The input:
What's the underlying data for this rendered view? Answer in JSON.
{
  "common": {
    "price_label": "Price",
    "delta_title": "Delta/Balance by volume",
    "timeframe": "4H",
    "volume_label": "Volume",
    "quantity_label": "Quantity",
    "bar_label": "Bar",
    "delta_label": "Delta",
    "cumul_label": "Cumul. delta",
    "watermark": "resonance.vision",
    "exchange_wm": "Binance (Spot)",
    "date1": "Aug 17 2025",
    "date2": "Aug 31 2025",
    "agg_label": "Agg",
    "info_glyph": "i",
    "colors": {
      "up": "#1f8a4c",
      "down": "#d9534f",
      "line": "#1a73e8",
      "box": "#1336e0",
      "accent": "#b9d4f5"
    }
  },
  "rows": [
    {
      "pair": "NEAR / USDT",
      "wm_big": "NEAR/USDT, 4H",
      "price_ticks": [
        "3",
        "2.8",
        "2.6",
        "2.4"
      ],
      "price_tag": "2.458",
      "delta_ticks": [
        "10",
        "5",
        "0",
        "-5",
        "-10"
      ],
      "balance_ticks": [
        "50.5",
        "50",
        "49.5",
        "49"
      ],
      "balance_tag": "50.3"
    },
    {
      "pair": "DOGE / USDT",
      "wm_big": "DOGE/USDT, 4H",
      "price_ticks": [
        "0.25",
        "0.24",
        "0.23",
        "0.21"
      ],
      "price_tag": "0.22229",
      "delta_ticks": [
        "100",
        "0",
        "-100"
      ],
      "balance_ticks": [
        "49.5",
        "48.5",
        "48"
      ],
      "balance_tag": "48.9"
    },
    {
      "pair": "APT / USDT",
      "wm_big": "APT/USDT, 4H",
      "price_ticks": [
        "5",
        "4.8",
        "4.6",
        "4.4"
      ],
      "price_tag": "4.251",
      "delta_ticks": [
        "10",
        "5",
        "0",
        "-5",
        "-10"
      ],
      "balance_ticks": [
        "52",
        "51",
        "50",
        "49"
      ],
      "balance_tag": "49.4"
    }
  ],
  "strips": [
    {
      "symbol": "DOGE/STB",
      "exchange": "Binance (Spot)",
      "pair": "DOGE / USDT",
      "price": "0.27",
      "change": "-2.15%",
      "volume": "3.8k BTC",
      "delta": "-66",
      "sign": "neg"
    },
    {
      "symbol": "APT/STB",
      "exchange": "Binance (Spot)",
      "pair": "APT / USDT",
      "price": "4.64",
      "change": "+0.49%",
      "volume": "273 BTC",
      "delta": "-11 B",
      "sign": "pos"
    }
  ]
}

Exercise brief:
Quote the data above in full, changing nothing.

Exercise answer:
What's the underlying data for this rendered view? Answer in JSON.
{
  "common": {
    "price_label": "Price",
    "delta_title": "Delta/Balance by volume",
    "timeframe": "4H",
    "volume_label": "Volume",
    "quantity_label": "Quantity",
    "bar_label": "Bar",
    "delta_label": "Delta",
    "cumul_label": "Cumul. delta",
    "watermark": "resonance.vision",
    "exchange_wm": "Binance (Spot)",
    "date1": "Aug 17 2025",
    "date2": "Aug 31 2025",
    "agg_label": "Agg",
    "info_glyph": "i",
    "colors": {
      "up": "#1f8a4c",
      "down": "#d9534f",
      "line": "#1a73e8",
      "box": "#1336e0",
      "accent": "#b9d4f5"
    }
  },
  "rows": [
    {
      "pair": "NEAR / USDT",
      "wm_big": "NEAR/USDT, 4H",
      "price_ticks": [
        "3",
        "2.8",
        "2.6",
        "2.4"
      ],
      "price_tag": "2.458",
      "delta_ticks": [
        "10",
        "5",
        "0",
        "-5",
        "-10"
      ],
      "balance_ticks": [
        "50.5",
        "50",
        "49.5",
        "49"
      ],
      "balance_tag": "50.3"
    },
    {
      "pair": "DOGE / USDT",
      "wm_big": "DOGE/USDT, 4H",
      "price_ticks": [
        "0.25",
        "0.24",
        "0.23",
        "0.21"
      ],
      "price_tag": "0.22229",
      "delta_ticks": [
        "100",
        "0",
        "-100"
      ],
      "balance_ticks": [
        "49.5",
        "48.5",
        "48"
      ],
      "balance_tag": "48.9"
    },
    {
      "pair": "APT / USDT",
      "wm_big": "APT/USDT, 4H",
      "price_ticks": [
        "5",
        "4.8",
        "4.6",
        "4.4"
      ],
      "price_tag": "4.251",
      "delta_ticks": [
        "10",
        "5",
        "0",
        "-5",
        "-10"
      ],
      "balance_ticks": [
        "52",
        "51",
        "50",
        "49"
      ],
      "balance_tag": "49.4"
    }
  ],
  "strips": [
    {
      "symbol": "DOGE/STB",
      "exchange": "Binance (Spot)",
      "pair": "DOGE / USDT",
      "price": "0.27",
      "change": "-2.15%",
      "volume": "3.8k BTC",
      "delta": "-66",
      "sign": "neg"
    },
    {
      "symbol": "APT/STB",
      "exchange": "Binance (Spot)",
      "pair": "APT / USDT",
      "price": "4.64",
      "change": "+0.49%",
      "volume": "273 BTC",
      "delta": "-11 B",
      "sign": "pos"
    }
  ]
}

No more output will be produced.